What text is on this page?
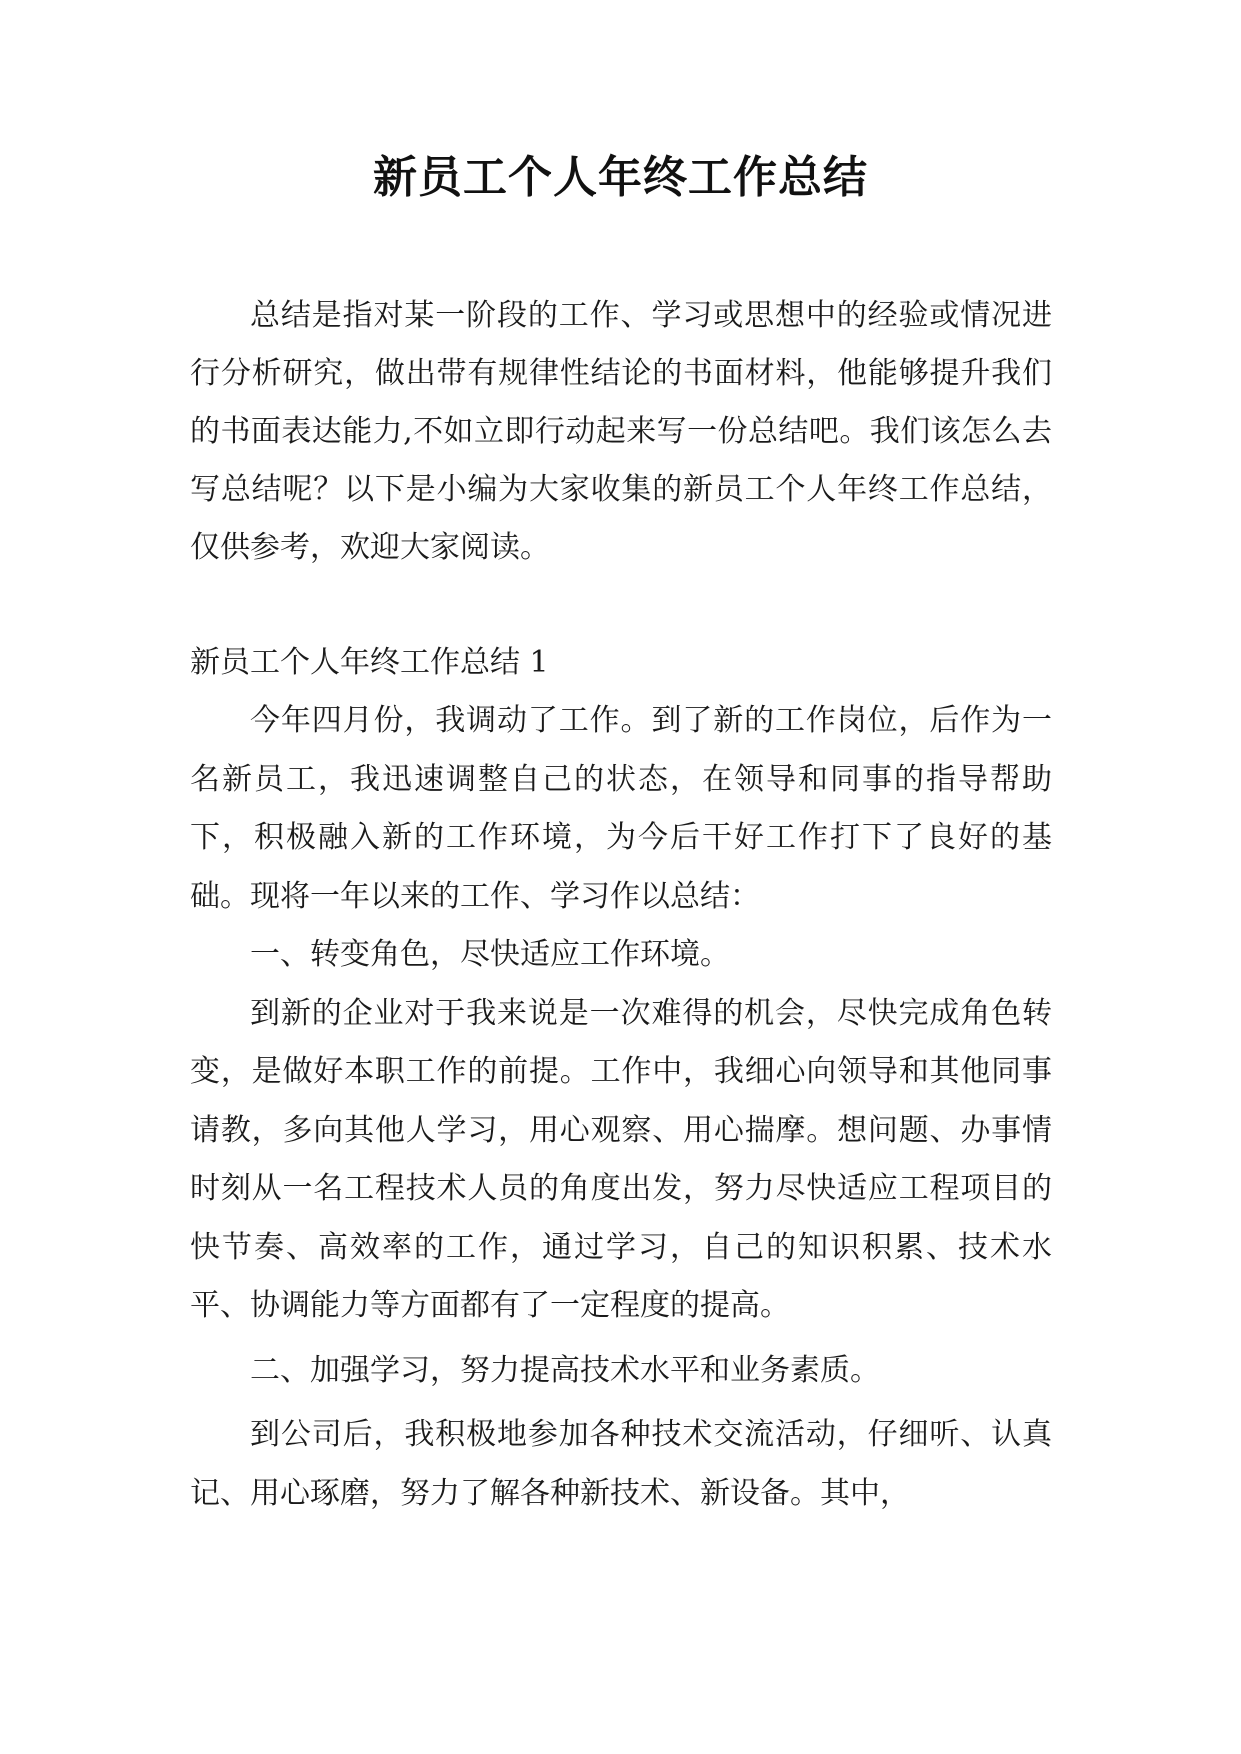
新员工个人年终工作总结

总结是指对某一阶段的工作、学习或思想中的经验或情况进行分析研究，做出带有规律性结论的书面材料，他能够提升我们的书面表达能力,不如立即行动起来写一份总结吧。我们该怎么去写总结呢？以下是小编为大家收集的新员工个人年终工作总结，仅供参考，欢迎大家阅读。

新员工个人年终工作总结 1

今年四月份，我调动了工作。到了新的工作岗位，后作为一名新员工，我迅速调整自己的状态，在领导和同事的指导帮助下，积极融入新的工作环境，为今后干好工作打下了良好的基础。现将一年以来的工作、学习作以总结：

一、转变角色，尽快适应工作环境。

到新的企业对于我来说是一次难得的机会，尽快完成角色转变，是做好本职工作的前提。工作中，我细心向领导和其他同事请教，多向其他人学习，用心观察、用心揣摩。想问题、办事情时刻从一名工程技术人员的角度出发，努力尽快适应工程项目的快节奏、高效率的工作，通过学习，自己的知识积累、技术水平、协调能力等方面都有了一定程度的提高。

二、加强学习，努力提高技术水平和业务素质。

到公司后，我积极地参加各种技术交流活动，仔细听、认真记、用心琢磨，努力了解各种新技术、新设备。其中，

* * *

* Exercise directions
The records above must be echoed exactly, minus their pictures.

* Written solution
What text is on this page?
新员工个人年终工作总结

总结是指对某一阶段的工作、学习或思想中的经验或情况进行分析研究，做出带有规律性结论的书面材料，他能够提升我们的书面表达能力,不如立即行动起来写一份总结吧。我们该怎么去写总结呢？以下是小编为大家收集的新员工个人年终工作总结，仅供参考，欢迎大家阅读。

新员工个人年终工作总结 1

今年四月份，我调动了工作。到了新的工作岗位，后作为一名新员工，我迅速调整自己的状态，在领导和同事的指导帮助下，积极融入新的工作环境，为今后干好工作打下了良好的基础。现将一年以来的工作、学习作以总结：

一、转变角色，尽快适应工作环境。

到新的企业对于我来说是一次难得的机会，尽快完成角色转变，是做好本职工作的前提。工作中，我细心向领导和其他同事请教，多向其他人学习，用心观察、用心揣摩。想问题、办事情时刻从一名工程技术人员的角度出发，努力尽快适应工程项目的快节奏、高效率的工作，通过学习，自己的知识积累、技术水平、协调能力等方面都有了一定程度的提高。

二、加强学习，努力提高技术水平和业务素质。

到公司后，我积极地参加各种技术交流活动，仔细听、认真记、用心琢磨，努力了解各种新技术、新设备。其中，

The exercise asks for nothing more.